Collected data entries
────

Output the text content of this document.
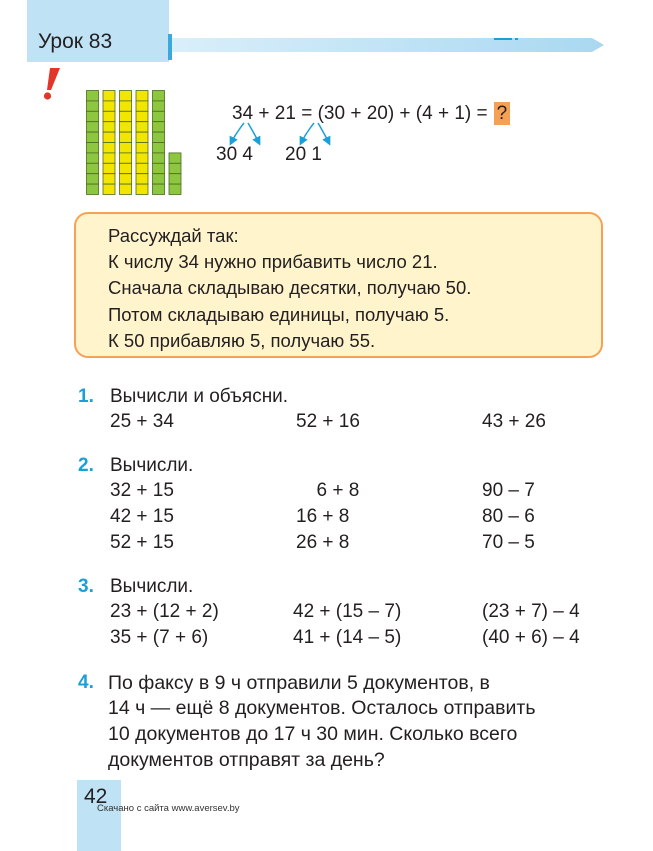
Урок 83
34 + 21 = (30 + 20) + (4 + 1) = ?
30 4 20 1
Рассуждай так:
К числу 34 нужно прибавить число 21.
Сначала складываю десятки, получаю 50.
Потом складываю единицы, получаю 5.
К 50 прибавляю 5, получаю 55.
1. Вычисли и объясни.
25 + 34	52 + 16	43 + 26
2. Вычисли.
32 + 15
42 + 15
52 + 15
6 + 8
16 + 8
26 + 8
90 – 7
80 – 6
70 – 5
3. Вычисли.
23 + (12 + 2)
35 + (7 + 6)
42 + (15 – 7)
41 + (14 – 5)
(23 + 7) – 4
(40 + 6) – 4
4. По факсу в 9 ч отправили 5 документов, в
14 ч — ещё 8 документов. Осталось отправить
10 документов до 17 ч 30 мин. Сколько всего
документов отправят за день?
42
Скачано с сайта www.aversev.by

────

Exclude the pictures. Write out the remaining data exactly.

Response:
Output the text content of this document.
Урок 83
34 + 21 = (30 + 20) + (4 + 1) = ?
30 4 20 1
Рассуждай так:
К числу 34 нужно прибавить число 21.
Сначала складываю десятки, получаю 50.
Потом складываю единицы, получаю 5.
К 50 прибавляю 5, получаю 55.
1. Вычисли и объясни.
25 + 34	52 + 16	43 + 26
2. Вычисли.
32 + 15
42 + 15
52 + 15
6 + 8
16 + 8
26 + 8
90 – 7
80 – 6
70 – 5
3. Вычисли.
23 + (12 + 2)
35 + (7 + 6)
42 + (15 – 7)
41 + (14 – 5)
(23 + 7) – 4
(40 + 6) – 4
4. По факсу в 9 ч отправили 5 документов, в
14 ч — ещё 8 документов. Осталось отправить
10 документов до 17 ч 30 мин. Сколько всего
документов отправят за день?
42
Скачано с сайта www.aversev.by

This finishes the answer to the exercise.